▶ _SET EXERCISE_: Transcribe the records in full, keeping every character as it is.

▶ _STORED ROWS_:

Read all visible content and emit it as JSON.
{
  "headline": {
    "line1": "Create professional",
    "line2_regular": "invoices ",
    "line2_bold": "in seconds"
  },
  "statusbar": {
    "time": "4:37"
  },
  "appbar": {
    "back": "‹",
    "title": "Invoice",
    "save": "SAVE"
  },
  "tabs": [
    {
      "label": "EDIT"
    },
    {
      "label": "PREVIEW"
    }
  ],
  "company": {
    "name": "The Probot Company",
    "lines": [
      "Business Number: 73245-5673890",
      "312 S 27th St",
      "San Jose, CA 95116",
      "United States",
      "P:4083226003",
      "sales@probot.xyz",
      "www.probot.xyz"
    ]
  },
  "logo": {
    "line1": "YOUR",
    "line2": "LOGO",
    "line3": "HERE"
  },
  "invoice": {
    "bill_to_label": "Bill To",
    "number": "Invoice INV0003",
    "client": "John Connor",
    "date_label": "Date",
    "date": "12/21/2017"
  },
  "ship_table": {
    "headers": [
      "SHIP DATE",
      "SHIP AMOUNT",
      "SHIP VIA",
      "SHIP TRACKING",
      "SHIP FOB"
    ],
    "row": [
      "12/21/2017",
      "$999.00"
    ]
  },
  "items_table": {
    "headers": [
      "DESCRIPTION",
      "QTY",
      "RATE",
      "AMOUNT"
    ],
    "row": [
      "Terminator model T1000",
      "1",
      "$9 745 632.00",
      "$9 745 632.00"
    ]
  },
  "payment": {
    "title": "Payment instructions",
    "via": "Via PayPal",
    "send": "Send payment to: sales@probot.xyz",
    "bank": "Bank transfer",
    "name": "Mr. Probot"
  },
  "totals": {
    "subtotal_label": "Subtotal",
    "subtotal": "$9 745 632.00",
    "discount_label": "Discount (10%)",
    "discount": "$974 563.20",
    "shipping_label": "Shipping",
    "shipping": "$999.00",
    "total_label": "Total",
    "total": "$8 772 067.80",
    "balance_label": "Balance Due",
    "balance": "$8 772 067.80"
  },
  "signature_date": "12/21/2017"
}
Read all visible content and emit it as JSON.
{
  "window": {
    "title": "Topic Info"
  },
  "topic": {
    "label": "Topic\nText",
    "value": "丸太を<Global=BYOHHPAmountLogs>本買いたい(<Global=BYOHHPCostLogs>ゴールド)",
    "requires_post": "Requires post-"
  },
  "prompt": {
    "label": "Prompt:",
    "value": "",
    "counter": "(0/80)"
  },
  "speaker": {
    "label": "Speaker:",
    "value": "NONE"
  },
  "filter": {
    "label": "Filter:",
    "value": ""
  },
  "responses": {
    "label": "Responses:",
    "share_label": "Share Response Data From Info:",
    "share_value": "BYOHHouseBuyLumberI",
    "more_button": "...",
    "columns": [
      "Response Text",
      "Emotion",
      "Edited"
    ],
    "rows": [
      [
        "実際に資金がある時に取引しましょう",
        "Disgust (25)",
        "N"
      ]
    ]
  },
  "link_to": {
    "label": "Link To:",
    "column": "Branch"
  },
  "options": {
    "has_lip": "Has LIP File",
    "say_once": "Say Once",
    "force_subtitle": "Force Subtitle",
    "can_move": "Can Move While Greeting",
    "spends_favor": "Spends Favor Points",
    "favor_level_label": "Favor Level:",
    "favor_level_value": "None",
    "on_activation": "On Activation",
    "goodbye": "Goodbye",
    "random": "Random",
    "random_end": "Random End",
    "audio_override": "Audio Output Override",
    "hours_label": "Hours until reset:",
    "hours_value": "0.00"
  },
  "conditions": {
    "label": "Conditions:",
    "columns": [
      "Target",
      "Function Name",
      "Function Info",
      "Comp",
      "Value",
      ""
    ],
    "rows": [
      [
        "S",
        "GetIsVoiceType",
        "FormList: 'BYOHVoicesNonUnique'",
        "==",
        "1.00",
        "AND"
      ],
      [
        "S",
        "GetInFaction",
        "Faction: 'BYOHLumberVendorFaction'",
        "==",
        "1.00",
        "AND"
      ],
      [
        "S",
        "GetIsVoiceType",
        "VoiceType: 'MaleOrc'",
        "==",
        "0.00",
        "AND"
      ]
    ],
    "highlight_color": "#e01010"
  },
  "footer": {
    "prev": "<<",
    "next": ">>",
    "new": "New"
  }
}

▶ _RESULT OF THE EXERCISE_:
Read all visible content and emit it as JSON.
{
  "headline": {
    "line1": "Create professional",
    "line2_regular": "invoices ",
    "line2_bold": "in seconds"
  },
  "statusbar": {
    "time": "4:37"
  },
  "appbar": {
    "back": "‹",
    "title": "Invoice",
    "save": "SAVE"
  },
  "tabs": [
    {
      "label": "EDIT"
    },
    {
      "label": "PREVIEW"
    }
  ],
  "company": {
    "name": "The Probot Company",
    "lines": [
      "Business Number: 73245-5673890",
      "312 S 27th St",
      "San Jose, CA 95116",
      "United States",
      "P:4083226003",
      "sales@probot.xyz",
      "www.probot.xyz"
    ]
  },
  "logo": {
    "line1": "YOUR",
    "line2": "LOGO",
    "line3": "HERE"
  },
  "invoice": {
    "bill_to_label": "Bill To",
    "number": "Invoice INV0003",
    "client": "John Connor",
    "date_label": "Date",
    "date": "12/21/2017"
  },
  "ship_table": {
    "headers": [
      "SHIP DATE",
      "SHIP AMOUNT",
      "SHIP VIA",
      "SHIP TRACKING",
      "SHIP FOB"
    ],
    "row": [
      "12/21/2017",
      "$999.00"
    ]
  },
  "items_table": {
    "headers": [
      "DESCRIPTION",
      "QTY",
      "RATE",
      "AMOUNT"
    ],
    "row": [
      "Terminator model T1000",
      "1",
      "$9 745 632.00",
      "$9 745 632.00"
    ]
  },
  "payment": {
    "title": "Payment instructions",
    "via": "Via PayPal",
    "send": "Send payment to: sales@probot.xyz",
    "bank": "Bank transfer",
    "name": "Mr. Probot"
  },
  "totals": {
    "subtotal_label": "Subtotal",
    "subtotal": "$9 745 632.00",
    "discount_label": "Discount (10%)",
    "discount": "$974 563.20",
    "shipping_label": "Shipping",
    "shipping": "$999.00",
    "total_label": "Total",
    "total": "$8 772 067.80",
    "balance_label": "Balance Due",
    "balance": "$8 772 067.80"
  },
  "signature_date": "12/21/2017"
}
Read all visible content and emit it as JSON.
{
  "window": {
    "title": "Topic Info"
  },
  "topic": {
    "label": "Topic\nText",
    "value": "丸太を<Global=BYOHHPAmountLogs>本買いたい(<Global=BYOHHPCostLogs>ゴールド)",
    "requires_post": "Requires post-"
  },
  "prompt": {
    "label": "Prompt:",
    "value": "",
    "counter": "(0/80)"
  },
  "speaker": {
    "label": "Speaker:",
    "value": "NONE"
  },
  "filter": {
    "label": "Filter:",
    "value": ""
  },
  "responses": {
    "label": "Responses:",
    "share_label": "Share Response Data From Info:",
    "share_value": "BYOHHouseBuyLumberI",
    "more_button": "...",
    "columns": [
      "Response Text",
      "Emotion",
      "Edited"
    ],
    "rows": [
      [
        "実際に資金がある時に取引しましょう",
        "Disgust (25)",
        "N"
      ]
    ]
  },
  "link_to": {
    "label": "Link To:",
    "column": "Branch"
  },
  "options": {
    "has_lip": "Has LIP File",
    "say_once": "Say Once",
    "force_subtitle": "Force Subtitle",
    "can_move": "Can Move While Greeting",
    "spends_favor": "Spends Favor Points",
    "favor_level_label": "Favor Level:",
    "favor_level_value": "None",
    "on_activation": "On Activation",
    "goodbye": "Goodbye",
    "random": "Random",
    "random_end": "Random End",
    "audio_override": "Audio Output Override",
    "hours_label": "Hours until reset:",
    "hours_value": "0.00"
  },
  "conditions": {
    "label": "Conditions:",
    "columns": [
      "Target",
      "Function Name",
      "Function Info",
      "Comp",
      "Value",
      ""
    ],
    "rows": [
      [
        "S",
        "GetIsVoiceType",
        "FormList: 'BYOHVoicesNonUnique'",
        "==",
        "1.00",
        "AND"
      ],
      [
        "S",
        "GetInFaction",
        "Faction: 'BYOHLumberVendorFaction'",
        "==",
        "1.00",
        "AND"
      ],
      [
        "S",
        "GetIsVoiceType",
        "VoiceType: 'MaleOrc'",
        "==",
        "0.00",
        "AND"
      ]
    ],
    "highlight_color": "#e01010"
  },
  "footer": {
    "prev": "<<",
    "next": ">>",
    "new": "New"
  }
}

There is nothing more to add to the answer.